[WHAT TO DO] Show all lines holding "числе".

'''

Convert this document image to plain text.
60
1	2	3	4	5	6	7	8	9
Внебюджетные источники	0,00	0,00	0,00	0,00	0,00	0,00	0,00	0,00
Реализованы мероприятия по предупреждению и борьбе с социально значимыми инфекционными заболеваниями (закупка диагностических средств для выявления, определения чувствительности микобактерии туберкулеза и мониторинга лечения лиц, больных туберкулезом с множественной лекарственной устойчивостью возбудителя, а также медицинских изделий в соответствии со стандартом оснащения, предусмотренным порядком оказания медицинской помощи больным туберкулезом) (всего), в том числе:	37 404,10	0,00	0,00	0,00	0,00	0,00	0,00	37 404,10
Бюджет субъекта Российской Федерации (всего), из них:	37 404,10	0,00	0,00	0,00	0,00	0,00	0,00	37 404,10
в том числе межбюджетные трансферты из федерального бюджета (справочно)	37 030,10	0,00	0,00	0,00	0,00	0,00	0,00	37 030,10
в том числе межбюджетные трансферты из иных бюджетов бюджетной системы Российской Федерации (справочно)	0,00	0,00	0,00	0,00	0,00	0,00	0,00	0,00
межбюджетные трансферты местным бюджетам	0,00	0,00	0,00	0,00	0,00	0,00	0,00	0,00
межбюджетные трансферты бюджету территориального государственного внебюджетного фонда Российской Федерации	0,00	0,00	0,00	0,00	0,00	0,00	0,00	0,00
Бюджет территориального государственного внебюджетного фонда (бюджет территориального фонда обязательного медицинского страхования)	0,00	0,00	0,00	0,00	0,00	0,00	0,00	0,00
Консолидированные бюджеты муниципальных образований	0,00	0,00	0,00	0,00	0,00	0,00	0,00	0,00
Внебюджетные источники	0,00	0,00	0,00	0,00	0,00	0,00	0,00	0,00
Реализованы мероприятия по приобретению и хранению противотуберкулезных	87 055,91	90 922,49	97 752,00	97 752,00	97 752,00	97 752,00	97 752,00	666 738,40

'''

[SOLUTION TO THIS PROBLEM]
Реализованы мероприятия по предупреждению и борьбе с социально значимыми инфекционными заболеваниями (закупка диагностических средств для выявления, определения чувствительности микобактерии туберкулеза и мониторинга лечения лиц, больных туберкулезом с множественной лекарственной устойчивостью возбудителя, а также медицинских изделий в соответствии со стандартом оснащения, предусмотренным порядком оказания медицинской помощи больным туберкулезом) (всего), в том числе:	37 404,10	0,00	0,00	0,00	0,00	0,00	0,00	37 404,10
в том числе межбюджетные трансферты из федерального бюджета (справочно)	37 030,10	0,00	0,00	0,00	0,00	0,00	0,00	37 030,10
в том числе межбюджетные трансферты из иных бюджетов бюджетной системы Российской Федерации (справочно)	0,00	0,00	0,00	0,00	0,00	0,00	0,00	0,00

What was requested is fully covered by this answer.